■ Problem to solve ■
Scan the data beneath this task and copy each line that includes "Black".

■ Data entries ■
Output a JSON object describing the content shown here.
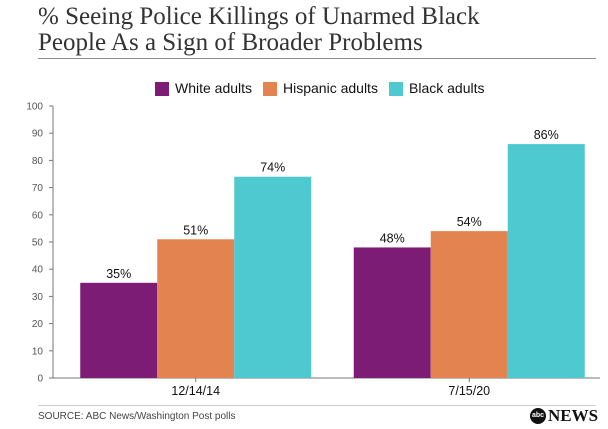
{
  "chart_data": {
    "type": "bar",
    "title_lines": [
      "% Seeing Police Killings of Unarmed Black",
      "People As a Sign of Broader Problems"
    ],
    "categories": [
      "12/14/14",
      "7/15/20"
    ],
    "series": [
      {
        "name": "White adults",
        "values": [
          35,
          48
        ],
        "color": "#7d1c74"
      },
      {
        "name": "Hispanic adults",
        "values": [
          51,
          54
        ],
        "color": "#e28350"
      },
      {
        "name": "Black adults",
        "values": [
          74,
          86
        ],
        "color": "#4ec9cf"
      }
    ],
    "value_labels": [
      [
        "35%",
        "48%"
      ],
      [
        "51%",
        "54%"
      ],
      [
        "74%",
        "86%"
      ]
    ],
    "ylim": [
      0,
      100
    ],
    "yticks": [
      "0",
      "10",
      "20",
      "30",
      "40",
      "50",
      "60",
      "70",
      "80",
      "90",
      "100"
    ],
    "xlabel": "",
    "ylabel": "",
    "grid": false,
    "legend": "top-center"
  },
  "footer": {
    "source": "SOURCE: ABC News/Washington Post polls",
    "logo_mark": "abc",
    "logo_text": "NEWS"
  }
}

■ Task output ■
      "% Seeing Police Killings of Unarmed Black",
        "name": "Black adults",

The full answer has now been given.